Give every entry again, word for word.

## Supplied entries

┄┄┄┄┄┄┄┄┄┄┄┄┄┄┄┄┄┄┄┄

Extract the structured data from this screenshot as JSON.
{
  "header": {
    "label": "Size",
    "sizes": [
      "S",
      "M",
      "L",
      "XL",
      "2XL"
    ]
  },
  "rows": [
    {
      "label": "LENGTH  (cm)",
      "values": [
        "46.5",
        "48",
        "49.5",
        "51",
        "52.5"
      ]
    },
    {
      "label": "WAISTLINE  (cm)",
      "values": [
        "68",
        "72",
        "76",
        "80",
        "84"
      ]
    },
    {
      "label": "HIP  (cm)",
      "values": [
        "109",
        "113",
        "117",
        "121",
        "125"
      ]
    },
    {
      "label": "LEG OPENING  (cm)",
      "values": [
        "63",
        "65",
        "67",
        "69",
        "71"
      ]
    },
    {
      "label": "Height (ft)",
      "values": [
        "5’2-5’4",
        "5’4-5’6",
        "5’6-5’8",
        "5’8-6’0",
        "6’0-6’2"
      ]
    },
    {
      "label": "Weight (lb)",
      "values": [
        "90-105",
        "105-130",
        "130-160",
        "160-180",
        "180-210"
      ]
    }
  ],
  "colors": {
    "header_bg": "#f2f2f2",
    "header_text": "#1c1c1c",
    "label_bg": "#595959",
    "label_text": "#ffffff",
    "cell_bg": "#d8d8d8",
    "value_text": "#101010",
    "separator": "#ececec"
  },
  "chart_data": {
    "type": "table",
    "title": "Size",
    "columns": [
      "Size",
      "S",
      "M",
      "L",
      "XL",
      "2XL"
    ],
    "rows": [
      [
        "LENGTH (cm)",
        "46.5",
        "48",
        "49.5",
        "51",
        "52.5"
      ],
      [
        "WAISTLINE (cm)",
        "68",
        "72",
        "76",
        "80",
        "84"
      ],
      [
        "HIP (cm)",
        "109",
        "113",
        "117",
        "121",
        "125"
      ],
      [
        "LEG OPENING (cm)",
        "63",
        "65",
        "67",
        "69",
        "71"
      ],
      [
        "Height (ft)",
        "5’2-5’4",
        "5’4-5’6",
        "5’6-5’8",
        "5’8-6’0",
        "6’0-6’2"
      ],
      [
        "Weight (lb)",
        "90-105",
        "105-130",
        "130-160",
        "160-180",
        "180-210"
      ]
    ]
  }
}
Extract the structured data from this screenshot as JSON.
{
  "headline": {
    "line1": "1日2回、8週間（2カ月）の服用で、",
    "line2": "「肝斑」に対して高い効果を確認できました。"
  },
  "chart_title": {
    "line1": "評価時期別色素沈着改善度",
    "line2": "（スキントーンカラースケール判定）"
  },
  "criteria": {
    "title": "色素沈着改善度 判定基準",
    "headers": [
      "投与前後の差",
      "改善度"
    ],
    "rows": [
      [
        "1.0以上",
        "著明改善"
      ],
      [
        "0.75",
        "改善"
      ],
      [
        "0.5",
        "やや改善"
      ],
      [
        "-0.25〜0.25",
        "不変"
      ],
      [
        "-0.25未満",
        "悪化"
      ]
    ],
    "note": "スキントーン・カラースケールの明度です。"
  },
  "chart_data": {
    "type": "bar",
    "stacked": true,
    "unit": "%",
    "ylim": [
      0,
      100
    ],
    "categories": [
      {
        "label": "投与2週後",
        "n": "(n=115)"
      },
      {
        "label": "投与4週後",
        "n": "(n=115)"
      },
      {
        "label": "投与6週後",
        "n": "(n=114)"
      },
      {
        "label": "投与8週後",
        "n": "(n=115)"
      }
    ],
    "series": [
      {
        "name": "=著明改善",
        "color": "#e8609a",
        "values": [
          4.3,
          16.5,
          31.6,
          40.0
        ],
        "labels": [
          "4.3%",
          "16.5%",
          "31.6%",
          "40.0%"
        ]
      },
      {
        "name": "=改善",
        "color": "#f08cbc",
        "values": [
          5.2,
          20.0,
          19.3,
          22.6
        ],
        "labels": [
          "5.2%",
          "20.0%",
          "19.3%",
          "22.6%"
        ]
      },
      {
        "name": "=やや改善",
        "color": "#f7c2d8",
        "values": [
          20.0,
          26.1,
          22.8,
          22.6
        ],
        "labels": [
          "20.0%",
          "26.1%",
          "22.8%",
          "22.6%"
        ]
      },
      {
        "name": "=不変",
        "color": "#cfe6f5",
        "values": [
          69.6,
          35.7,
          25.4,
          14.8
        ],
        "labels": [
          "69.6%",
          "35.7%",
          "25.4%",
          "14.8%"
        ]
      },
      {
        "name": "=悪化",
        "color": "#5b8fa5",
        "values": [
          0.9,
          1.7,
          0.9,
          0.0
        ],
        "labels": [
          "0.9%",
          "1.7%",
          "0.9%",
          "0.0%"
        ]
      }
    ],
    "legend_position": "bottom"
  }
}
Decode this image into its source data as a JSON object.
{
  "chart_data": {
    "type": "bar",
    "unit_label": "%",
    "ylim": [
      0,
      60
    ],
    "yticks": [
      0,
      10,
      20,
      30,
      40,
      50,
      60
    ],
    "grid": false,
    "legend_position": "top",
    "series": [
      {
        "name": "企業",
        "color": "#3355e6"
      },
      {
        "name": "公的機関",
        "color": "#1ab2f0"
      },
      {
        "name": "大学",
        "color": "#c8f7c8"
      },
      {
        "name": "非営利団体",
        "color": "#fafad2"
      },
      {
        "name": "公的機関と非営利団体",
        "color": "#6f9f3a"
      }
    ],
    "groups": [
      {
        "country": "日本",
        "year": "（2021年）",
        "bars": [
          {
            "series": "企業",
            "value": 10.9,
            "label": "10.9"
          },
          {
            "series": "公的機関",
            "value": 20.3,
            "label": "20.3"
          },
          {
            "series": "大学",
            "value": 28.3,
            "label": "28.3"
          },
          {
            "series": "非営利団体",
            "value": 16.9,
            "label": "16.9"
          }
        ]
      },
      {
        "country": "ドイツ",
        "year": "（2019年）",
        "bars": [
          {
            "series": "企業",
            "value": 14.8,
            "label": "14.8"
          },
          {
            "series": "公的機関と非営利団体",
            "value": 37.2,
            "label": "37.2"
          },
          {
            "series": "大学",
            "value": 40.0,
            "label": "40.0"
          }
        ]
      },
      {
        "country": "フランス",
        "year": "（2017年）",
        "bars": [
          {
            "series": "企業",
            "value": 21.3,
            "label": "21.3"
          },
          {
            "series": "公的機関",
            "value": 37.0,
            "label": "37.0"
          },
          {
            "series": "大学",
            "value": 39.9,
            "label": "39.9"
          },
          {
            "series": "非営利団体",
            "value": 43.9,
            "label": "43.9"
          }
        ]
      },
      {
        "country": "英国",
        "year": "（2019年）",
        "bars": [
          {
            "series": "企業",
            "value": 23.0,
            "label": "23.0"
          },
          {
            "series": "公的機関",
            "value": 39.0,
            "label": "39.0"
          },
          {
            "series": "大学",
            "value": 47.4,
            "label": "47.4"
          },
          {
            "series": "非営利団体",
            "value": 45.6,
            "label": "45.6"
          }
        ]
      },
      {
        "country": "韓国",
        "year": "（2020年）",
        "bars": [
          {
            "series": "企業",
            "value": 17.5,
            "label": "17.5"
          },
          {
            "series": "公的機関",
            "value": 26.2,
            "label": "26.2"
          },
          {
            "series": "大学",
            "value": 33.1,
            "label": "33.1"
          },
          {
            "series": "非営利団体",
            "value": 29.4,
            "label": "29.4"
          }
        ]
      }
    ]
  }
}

┄┄┄┄┄┄┄┄┄┄┄┄┄┄┄┄┄┄┄┄

## The output
Extract the structured data from this screenshot as JSON.
{
  "header": {
    "label": "Size",
    "sizes": [
      "S",
      "M",
      "L",
      "XL",
      "2XL"
    ]
  },
  "rows": [
    {
      "label": "LENGTH  (cm)",
      "values": [
        "46.5",
        "48",
        "49.5",
        "51",
        "52.5"
      ]
    },
    {
      "label": "WAISTLINE  (cm)",
      "values": [
        "68",
        "72",
        "76",
        "80",
        "84"
      ]
    },
    {
      "label": "HIP  (cm)",
      "values": [
        "109",
        "113",
        "117",
        "121",
        "125"
      ]
    },
    {
      "label": "LEG OPENING  (cm)",
      "values": [
        "63",
        "65",
        "67",
        "69",
        "71"
      ]
    },
    {
      "label": "Height (ft)",
      "values": [
        "5’2-5’4",
        "5’4-5’6",
        "5’6-5’8",
        "5’8-6’0",
        "6’0-6’2"
      ]
    },
    {
      "label": "Weight (lb)",
      "values": [
        "90-105",
        "105-130",
        "130-160",
        "160-180",
        "180-210"
      ]
    }
  ],
  "colors": {
    "header_bg": "#f2f2f2",
    "header_text": "#1c1c1c",
    "label_bg": "#595959",
    "label_text": "#ffffff",
    "cell_bg": "#d8d8d8",
    "value_text": "#101010",
    "separator": "#ececec"
  },
  "chart_data": {
    "type": "table",
    "title": "Size",
    "columns": [
      "Size",
      "S",
      "M",
      "L",
      "XL",
      "2XL"
    ],
    "rows": [
      [
        "LENGTH (cm)",
        "46.5",
        "48",
        "49.5",
        "51",
        "52.5"
      ],
      [
        "WAISTLINE (cm)",
        "68",
        "72",
        "76",
        "80",
        "84"
      ],
      [
        "HIP (cm)",
        "109",
        "113",
        "117",
        "121",
        "125"
      ],
      [
        "LEG OPENING (cm)",
        "63",
        "65",
        "67",
        "69",
        "71"
      ],
      [
        "Height (ft)",
        "5’2-5’4",
        "5’4-5’6",
        "5’6-5’8",
        "5’8-6’0",
        "6’0-6’2"
      ],
      [
        "Weight (lb)",
        "90-105",
        "105-130",
        "130-160",
        "160-180",
        "180-210"
      ]
    ]
  }
}
Extract the structured data from this screenshot as JSON.
{
  "headline": {
    "line1": "1日2回、8週間（2カ月）の服用で、",
    "line2": "「肝斑」に対して高い効果を確認できました。"
  },
  "chart_title": {
    "line1": "評価時期別色素沈着改善度",
    "line2": "（スキントーンカラースケール判定）"
  },
  "criteria": {
    "title": "色素沈着改善度 判定基準",
    "headers": [
      "投与前後の差",
      "改善度"
    ],
    "rows": [
      [
        "1.0以上",
        "著明改善"
      ],
      [
        "0.75",
        "改善"
      ],
      [
        "0.5",
        "やや改善"
      ],
      [
        "-0.25〜0.25",
        "不変"
      ],
      [
        "-0.25未満",
        "悪化"
      ]
    ],
    "note": "スキントーン・カラースケールの明度です。"
  },
  "chart_data": {
    "type": "bar",
    "stacked": true,
    "unit": "%",
    "ylim": [
      0,
      100
    ],
    "categories": [
      {
        "label": "投与2週後",
        "n": "(n=115)"
      },
      {
        "label": "投与4週後",
        "n": "(n=115)"
      },
      {
        "label": "投与6週後",
        "n": "(n=114)"
      },
      {
        "label": "投与8週後",
        "n": "(n=115)"
      }
    ],
    "series": [
      {
        "name": "=著明改善",
        "color": "#e8609a",
        "values": [
          4.3,
          16.5,
          31.6,
          40.0
        ],
        "labels": [
          "4.3%",
          "16.5%",
          "31.6%",
          "40.0%"
        ]
      },
      {
        "name": "=改善",
        "color": "#f08cbc",
        "values": [
          5.2,
          20.0,
          19.3,
          22.6
        ],
        "labels": [
          "5.2%",
          "20.0%",
          "19.3%",
          "22.6%"
        ]
      },
      {
        "name": "=やや改善",
        "color": "#f7c2d8",
        "values": [
          20.0,
          26.1,
          22.8,
          22.6
        ],
        "labels": [
          "20.0%",
          "26.1%",
          "22.8%",
          "22.6%"
        ]
      },
      {
        "name": "=不変",
        "color": "#cfe6f5",
        "values": [
          69.6,
          35.7,
          25.4,
          14.8
        ],
        "labels": [
          "69.6%",
          "35.7%",
          "25.4%",
          "14.8%"
        ]
      },
      {
        "name": "=悪化",
        "color": "#5b8fa5",
        "values": [
          0.9,
          1.7,
          0.9,
          0.0
        ],
        "labels": [
          "0.9%",
          "1.7%",
          "0.9%",
          "0.0%"
        ]
      }
    ],
    "legend_position": "bottom"
  }
}
Decode this image into its source data as a JSON object.
{
  "chart_data": {
    "type": "bar",
    "unit_label": "%",
    "ylim": [
      0,
      60
    ],
    "yticks": [
      0,
      10,
      20,
      30,
      40,
      50,
      60
    ],
    "grid": false,
    "legend_position": "top",
    "series": [
      {
        "name": "企業",
        "color": "#3355e6"
      },
      {
        "name": "公的機関",
        "color": "#1ab2f0"
      },
      {
        "name": "大学",
        "color": "#c8f7c8"
      },
      {
        "name": "非営利団体",
        "color": "#fafad2"
      },
      {
        "name": "公的機関と非営利団体",
        "color": "#6f9f3a"
      }
    ],
    "groups": [
      {
        "country": "日本",
        "year": "（2021年）",
        "bars": [
          {
            "series": "企業",
            "value": 10.9,
            "label": "10.9"
          },
          {
            "series": "公的機関",
            "value": 20.3,
            "label": "20.3"
          },
          {
            "series": "大学",
            "value": 28.3,
            "label": "28.3"
          },
          {
            "series": "非営利団体",
            "value": 16.9,
            "label": "16.9"
          }
        ]
      },
      {
        "country": "ドイツ",
        "year": "（2019年）",
        "bars": [
          {
            "series": "企業",
            "value": 14.8,
            "label": "14.8"
          },
          {
            "series": "公的機関と非営利団体",
            "value": 37.2,
            "label": "37.2"
          },
          {
            "series": "大学",
            "value": 40.0,
            "label": "40.0"
          }
        ]
      },
      {
        "country": "フランス",
        "year": "（2017年）",
        "bars": [
          {
            "series": "企業",
            "value": 21.3,
            "label": "21.3"
          },
          {
            "series": "公的機関",
            "value": 37.0,
            "label": "37.0"
          },
          {
            "series": "大学",
            "value": 39.9,
            "label": "39.9"
          },
          {
            "series": "非営利団体",
            "value": 43.9,
            "label": "43.9"
          }
        ]
      },
      {
        "country": "英国",
        "year": "（2019年）",
        "bars": [
          {
            "series": "企業",
            "value": 23.0,
            "label": "23.0"
          },
          {
            "series": "公的機関",
            "value": 39.0,
            "label": "39.0"
          },
          {
            "series": "大学",
            "value": 47.4,
            "label": "47.4"
          },
          {
            "series": "非営利団体",
            "value": 45.6,
            "label": "45.6"
          }
        ]
      },
      {
        "country": "韓国",
        "year": "（2020年）",
        "bars": [
          {
            "series": "企業",
            "value": 17.5,
            "label": "17.5"
          },
          {
            "series": "公的機関",
            "value": 26.2,
            "label": "26.2"
          },
          {
            "series": "大学",
            "value": 33.1,
            "label": "33.1"
          },
          {
            "series": "非営利団体",
            "value": 29.4,
            "label": "29.4"
          }
        ]
      }
    ]
  }
}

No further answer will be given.